### Written request
Return each line containing "Denied".
[start of Records for the task]
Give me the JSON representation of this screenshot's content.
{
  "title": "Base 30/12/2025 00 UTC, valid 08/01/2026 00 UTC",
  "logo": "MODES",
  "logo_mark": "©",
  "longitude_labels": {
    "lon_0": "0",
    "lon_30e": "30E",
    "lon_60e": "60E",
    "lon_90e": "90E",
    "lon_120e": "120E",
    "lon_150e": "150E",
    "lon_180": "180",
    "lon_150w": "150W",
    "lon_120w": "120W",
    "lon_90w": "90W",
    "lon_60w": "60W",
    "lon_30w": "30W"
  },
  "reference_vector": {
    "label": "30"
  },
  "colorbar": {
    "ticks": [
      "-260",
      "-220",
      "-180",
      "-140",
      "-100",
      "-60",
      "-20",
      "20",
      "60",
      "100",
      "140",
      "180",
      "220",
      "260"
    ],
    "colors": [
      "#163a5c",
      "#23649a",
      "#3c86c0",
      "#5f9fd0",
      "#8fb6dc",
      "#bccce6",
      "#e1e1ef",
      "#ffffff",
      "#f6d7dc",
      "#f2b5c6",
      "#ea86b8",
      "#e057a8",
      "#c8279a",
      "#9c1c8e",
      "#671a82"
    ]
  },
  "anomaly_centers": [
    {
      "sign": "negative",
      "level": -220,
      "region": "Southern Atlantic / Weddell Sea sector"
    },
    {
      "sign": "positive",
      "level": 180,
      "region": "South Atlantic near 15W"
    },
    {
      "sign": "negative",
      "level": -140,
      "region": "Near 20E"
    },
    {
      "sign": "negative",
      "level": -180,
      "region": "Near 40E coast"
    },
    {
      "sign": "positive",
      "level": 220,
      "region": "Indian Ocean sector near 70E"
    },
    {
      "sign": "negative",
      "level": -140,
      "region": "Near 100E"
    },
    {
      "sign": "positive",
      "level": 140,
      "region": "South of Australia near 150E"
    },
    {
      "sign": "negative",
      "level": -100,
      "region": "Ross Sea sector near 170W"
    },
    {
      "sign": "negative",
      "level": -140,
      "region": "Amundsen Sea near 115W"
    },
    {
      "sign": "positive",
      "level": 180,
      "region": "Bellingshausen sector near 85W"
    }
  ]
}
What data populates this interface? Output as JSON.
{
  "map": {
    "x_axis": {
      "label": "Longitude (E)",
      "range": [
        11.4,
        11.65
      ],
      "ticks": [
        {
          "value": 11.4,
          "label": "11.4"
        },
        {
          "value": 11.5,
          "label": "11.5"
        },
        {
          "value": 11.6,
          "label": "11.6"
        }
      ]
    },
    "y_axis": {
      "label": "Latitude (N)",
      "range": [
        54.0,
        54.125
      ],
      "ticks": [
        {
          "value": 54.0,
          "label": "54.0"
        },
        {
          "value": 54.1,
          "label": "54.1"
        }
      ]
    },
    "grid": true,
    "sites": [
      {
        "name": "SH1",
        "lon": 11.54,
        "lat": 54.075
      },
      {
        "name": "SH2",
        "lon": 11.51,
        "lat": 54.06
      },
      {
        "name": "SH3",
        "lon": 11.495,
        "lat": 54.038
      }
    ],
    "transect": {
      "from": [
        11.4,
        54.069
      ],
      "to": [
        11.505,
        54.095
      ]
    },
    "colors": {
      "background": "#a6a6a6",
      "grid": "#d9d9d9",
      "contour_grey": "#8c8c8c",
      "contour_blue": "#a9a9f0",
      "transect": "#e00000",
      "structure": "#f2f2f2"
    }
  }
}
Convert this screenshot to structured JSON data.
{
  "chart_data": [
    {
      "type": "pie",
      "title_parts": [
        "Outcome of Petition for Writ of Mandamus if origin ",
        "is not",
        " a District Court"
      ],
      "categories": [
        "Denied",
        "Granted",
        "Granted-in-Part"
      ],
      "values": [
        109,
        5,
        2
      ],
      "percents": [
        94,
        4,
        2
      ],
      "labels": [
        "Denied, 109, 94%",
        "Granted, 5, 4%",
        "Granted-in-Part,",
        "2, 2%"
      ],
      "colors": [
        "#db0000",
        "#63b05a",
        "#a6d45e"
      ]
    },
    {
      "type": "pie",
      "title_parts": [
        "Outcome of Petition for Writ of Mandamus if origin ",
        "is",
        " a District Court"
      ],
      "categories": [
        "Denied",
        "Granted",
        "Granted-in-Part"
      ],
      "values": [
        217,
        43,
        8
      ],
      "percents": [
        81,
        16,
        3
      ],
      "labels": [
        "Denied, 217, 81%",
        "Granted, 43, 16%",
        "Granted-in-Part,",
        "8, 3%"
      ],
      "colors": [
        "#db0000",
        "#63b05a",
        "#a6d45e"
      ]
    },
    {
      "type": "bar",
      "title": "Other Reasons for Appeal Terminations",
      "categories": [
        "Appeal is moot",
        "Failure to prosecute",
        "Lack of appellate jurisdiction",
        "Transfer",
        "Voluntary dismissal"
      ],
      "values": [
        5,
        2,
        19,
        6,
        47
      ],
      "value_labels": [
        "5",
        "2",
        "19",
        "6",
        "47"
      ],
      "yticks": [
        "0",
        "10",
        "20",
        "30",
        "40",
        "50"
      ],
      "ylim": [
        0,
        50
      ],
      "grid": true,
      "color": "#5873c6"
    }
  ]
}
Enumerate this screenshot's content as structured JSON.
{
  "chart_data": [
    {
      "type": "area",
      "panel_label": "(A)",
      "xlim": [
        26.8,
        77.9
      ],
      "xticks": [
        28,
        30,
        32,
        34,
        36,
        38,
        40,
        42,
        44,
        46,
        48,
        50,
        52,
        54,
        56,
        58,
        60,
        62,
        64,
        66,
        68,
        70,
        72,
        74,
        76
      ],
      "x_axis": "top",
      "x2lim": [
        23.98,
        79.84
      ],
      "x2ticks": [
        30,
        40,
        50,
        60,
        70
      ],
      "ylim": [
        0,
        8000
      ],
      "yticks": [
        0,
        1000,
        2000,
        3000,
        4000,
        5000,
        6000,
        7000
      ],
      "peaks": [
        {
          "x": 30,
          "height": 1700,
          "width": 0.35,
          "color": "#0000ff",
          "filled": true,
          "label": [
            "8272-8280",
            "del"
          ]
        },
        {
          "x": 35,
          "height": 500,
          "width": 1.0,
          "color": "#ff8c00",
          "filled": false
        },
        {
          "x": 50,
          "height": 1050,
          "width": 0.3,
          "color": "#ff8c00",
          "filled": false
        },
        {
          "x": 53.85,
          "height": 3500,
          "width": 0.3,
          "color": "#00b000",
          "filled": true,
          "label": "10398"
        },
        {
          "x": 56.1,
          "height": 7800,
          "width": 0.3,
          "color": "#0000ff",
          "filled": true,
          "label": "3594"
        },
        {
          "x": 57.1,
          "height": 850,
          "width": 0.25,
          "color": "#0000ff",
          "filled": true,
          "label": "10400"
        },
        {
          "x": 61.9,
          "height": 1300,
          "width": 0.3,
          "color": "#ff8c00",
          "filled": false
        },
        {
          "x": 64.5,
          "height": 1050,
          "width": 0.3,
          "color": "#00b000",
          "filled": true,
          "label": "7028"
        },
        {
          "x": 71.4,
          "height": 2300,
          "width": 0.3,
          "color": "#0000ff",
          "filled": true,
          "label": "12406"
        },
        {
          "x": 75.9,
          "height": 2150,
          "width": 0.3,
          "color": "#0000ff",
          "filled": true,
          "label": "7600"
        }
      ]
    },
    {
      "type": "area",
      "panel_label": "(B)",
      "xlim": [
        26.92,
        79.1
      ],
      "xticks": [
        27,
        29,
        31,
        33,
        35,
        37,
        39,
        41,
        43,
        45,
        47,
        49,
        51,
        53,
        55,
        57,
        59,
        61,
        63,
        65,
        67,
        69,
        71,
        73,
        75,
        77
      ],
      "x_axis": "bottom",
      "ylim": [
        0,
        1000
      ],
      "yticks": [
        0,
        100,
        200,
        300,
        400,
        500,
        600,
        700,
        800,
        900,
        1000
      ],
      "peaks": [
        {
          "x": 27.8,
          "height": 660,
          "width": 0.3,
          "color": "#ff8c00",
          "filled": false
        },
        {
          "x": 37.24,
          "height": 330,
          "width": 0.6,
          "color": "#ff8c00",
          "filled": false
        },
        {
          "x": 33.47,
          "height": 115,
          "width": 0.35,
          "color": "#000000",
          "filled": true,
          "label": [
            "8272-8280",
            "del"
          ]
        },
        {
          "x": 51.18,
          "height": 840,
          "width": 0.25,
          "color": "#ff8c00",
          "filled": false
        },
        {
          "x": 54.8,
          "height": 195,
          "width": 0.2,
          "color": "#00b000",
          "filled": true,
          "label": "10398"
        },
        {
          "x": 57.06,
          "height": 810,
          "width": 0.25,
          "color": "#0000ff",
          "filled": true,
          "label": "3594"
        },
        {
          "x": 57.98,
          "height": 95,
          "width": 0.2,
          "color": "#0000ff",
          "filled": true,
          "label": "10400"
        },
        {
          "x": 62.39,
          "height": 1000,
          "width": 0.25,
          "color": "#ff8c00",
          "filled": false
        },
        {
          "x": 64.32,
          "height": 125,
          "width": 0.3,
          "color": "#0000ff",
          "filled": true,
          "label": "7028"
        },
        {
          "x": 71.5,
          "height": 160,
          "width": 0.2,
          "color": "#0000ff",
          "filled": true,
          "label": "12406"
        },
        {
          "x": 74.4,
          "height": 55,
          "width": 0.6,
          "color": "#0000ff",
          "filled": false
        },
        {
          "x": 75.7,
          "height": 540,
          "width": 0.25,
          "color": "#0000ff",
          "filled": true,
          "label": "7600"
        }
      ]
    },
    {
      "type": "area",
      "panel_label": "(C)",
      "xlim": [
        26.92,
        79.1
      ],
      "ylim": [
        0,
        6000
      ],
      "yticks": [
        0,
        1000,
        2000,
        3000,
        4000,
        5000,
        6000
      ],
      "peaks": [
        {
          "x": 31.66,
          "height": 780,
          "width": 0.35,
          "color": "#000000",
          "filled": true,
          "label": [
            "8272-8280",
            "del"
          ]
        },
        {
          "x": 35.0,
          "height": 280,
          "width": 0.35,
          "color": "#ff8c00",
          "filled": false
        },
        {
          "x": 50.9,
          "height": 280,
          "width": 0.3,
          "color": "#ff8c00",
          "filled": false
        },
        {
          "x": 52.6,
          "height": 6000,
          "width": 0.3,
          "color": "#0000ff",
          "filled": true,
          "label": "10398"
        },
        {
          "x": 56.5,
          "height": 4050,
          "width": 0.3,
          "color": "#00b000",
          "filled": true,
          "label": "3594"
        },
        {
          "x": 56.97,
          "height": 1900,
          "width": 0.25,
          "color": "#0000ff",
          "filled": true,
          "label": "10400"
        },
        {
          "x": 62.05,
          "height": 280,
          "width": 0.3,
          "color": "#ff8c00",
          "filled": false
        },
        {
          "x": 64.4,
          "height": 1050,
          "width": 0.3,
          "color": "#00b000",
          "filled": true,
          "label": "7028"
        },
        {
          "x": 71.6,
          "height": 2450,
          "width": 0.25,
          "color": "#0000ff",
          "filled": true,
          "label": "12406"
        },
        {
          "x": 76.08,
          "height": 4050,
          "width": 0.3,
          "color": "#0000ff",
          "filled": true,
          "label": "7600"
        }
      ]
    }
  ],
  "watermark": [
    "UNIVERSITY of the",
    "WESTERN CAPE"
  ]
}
[end of Records for the task]
### Answer to this problem
        "Denied",
        "Denied, 109, 94%",
        "Denied",
        "Denied, 217, 81%",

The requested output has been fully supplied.